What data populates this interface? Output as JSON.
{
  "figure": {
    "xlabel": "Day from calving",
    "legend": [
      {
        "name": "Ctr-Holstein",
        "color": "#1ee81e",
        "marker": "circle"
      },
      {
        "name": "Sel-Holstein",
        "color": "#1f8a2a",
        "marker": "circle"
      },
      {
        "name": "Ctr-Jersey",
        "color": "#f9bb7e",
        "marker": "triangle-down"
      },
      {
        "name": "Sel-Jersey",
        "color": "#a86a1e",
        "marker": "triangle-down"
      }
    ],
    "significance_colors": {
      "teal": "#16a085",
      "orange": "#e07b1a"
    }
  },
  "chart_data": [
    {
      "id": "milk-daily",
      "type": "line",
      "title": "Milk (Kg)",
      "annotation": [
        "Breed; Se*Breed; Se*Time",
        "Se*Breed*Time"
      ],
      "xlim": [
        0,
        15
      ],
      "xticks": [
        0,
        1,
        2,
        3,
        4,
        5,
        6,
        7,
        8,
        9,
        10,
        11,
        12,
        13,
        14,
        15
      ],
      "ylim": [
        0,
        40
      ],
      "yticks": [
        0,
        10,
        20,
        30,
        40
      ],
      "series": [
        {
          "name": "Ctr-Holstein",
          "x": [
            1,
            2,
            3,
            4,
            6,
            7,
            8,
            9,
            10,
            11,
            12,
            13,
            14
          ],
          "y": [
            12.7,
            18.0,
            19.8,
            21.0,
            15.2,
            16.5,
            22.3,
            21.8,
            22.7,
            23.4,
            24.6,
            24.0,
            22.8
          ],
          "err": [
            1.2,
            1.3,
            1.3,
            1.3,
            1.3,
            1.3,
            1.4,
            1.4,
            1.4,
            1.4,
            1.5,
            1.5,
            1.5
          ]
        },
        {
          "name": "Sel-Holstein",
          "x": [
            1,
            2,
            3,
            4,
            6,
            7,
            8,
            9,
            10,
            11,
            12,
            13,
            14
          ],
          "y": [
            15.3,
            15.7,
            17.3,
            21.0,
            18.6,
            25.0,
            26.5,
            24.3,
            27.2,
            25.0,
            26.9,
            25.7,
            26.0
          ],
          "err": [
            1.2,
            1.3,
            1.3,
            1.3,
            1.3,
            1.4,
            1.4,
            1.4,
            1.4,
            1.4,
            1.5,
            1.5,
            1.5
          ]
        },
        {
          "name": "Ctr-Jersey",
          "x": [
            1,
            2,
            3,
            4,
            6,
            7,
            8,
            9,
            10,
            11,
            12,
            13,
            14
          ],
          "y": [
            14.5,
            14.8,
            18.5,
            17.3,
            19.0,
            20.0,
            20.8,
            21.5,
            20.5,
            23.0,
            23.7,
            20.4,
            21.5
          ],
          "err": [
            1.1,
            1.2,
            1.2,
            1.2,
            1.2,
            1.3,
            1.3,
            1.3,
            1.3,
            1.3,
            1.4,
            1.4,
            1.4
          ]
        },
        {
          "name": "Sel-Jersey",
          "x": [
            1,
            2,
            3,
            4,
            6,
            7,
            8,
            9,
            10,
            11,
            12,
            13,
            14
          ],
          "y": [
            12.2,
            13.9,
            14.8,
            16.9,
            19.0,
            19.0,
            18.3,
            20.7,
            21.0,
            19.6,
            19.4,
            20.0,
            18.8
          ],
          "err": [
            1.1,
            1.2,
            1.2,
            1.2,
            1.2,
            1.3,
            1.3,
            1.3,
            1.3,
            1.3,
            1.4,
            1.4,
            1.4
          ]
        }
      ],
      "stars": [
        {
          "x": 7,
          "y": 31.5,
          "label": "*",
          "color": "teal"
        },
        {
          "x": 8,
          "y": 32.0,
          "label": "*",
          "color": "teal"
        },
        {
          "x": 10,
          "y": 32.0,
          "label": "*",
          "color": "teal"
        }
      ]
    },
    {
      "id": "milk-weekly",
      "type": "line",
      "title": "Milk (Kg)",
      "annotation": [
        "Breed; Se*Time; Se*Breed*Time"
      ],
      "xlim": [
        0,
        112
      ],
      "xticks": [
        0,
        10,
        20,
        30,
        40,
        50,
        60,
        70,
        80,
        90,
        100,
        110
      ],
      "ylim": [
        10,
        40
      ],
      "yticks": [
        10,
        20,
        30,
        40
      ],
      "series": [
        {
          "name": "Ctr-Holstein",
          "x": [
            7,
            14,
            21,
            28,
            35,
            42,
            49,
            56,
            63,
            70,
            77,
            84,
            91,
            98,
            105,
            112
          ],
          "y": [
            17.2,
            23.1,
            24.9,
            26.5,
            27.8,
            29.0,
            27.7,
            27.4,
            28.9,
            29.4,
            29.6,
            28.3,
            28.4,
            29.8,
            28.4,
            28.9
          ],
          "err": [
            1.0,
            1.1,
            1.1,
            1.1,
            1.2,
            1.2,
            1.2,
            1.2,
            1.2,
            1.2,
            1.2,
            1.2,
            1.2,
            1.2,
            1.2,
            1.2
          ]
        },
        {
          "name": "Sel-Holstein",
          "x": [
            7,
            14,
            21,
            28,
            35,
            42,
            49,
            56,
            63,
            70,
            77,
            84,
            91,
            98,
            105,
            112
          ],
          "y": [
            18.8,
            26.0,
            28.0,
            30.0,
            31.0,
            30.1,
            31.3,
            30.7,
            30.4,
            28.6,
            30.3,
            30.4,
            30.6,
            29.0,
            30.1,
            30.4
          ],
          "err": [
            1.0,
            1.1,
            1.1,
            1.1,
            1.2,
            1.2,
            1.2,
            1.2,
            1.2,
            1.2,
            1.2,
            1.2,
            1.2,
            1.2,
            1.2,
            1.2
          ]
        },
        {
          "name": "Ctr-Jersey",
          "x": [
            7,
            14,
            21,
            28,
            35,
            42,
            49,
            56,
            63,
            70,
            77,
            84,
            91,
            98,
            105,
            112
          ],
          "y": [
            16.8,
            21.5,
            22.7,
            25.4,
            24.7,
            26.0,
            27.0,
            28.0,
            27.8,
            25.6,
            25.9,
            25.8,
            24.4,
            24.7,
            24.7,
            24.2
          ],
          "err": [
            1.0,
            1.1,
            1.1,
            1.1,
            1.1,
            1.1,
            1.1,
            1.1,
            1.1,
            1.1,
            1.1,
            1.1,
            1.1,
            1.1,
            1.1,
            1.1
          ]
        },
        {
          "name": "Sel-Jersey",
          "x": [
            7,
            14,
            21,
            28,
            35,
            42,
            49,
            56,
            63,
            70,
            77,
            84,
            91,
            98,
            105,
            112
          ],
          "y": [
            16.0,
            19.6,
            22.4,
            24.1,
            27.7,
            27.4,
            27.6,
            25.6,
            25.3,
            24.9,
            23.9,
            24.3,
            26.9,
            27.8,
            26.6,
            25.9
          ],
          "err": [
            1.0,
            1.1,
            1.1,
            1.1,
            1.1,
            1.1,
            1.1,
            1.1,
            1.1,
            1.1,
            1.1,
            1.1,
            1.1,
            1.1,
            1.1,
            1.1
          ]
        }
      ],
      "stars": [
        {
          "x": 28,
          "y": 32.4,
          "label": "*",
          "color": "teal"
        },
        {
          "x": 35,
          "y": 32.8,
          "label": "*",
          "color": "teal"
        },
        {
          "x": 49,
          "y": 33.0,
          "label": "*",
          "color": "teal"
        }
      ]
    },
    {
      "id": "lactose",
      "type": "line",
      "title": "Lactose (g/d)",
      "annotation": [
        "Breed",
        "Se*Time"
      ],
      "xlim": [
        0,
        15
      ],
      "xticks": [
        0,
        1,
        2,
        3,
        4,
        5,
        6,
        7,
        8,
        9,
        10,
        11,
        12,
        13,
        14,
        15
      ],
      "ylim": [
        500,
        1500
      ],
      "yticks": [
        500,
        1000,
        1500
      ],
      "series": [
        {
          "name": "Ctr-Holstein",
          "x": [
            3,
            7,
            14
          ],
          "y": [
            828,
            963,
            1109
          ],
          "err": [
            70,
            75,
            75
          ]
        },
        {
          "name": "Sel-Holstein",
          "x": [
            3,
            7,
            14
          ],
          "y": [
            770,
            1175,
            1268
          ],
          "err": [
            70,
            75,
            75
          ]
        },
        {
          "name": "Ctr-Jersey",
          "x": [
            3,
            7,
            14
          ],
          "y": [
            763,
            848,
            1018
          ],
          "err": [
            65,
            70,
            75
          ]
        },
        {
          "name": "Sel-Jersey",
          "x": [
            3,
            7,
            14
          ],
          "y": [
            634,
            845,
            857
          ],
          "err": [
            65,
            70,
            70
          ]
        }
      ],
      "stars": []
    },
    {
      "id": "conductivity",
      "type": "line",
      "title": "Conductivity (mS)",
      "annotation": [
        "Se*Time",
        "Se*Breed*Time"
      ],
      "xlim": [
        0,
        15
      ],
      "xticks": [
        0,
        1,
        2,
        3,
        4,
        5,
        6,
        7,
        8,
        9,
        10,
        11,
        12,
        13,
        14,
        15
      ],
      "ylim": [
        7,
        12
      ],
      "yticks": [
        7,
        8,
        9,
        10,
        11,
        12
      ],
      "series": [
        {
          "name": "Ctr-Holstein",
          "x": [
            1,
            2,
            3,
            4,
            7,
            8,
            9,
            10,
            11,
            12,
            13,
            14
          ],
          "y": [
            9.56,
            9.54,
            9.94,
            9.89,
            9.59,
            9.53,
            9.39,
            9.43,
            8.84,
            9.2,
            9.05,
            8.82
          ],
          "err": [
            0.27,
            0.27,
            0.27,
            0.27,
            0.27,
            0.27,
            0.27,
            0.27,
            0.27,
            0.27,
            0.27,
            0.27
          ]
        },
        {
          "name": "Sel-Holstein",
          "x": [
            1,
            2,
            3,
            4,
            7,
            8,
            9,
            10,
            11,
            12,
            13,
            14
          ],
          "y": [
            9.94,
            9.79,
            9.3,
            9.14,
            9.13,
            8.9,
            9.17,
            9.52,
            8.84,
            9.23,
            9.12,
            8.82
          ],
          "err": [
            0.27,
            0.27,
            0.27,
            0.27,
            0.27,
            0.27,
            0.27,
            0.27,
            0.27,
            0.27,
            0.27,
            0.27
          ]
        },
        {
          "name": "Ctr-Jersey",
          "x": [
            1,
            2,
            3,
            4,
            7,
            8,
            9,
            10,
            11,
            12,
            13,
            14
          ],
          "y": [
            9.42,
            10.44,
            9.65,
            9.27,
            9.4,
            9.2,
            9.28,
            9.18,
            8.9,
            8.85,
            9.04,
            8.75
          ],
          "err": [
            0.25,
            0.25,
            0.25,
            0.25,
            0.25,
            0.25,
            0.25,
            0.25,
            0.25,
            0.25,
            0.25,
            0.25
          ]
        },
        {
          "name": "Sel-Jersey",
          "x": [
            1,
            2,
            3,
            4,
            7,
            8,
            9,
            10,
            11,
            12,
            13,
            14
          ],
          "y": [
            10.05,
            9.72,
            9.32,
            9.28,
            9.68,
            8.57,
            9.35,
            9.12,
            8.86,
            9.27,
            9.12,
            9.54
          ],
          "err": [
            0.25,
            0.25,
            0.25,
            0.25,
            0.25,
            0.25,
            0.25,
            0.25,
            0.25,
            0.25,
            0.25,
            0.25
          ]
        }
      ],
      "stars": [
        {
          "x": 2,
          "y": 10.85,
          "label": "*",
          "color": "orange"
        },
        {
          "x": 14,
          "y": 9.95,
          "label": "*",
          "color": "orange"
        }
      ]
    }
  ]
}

___

Search the data above for lines holding "Time" and copy each of them.

■ Task output:
        "Breed; Se*Breed; Se*Time",
        "Se*Breed*Time"
        "Breed; Se*Time; Se*Breed*Time"
        "Se*Time"
        "Se*Time",
        "Se*Breed*Time"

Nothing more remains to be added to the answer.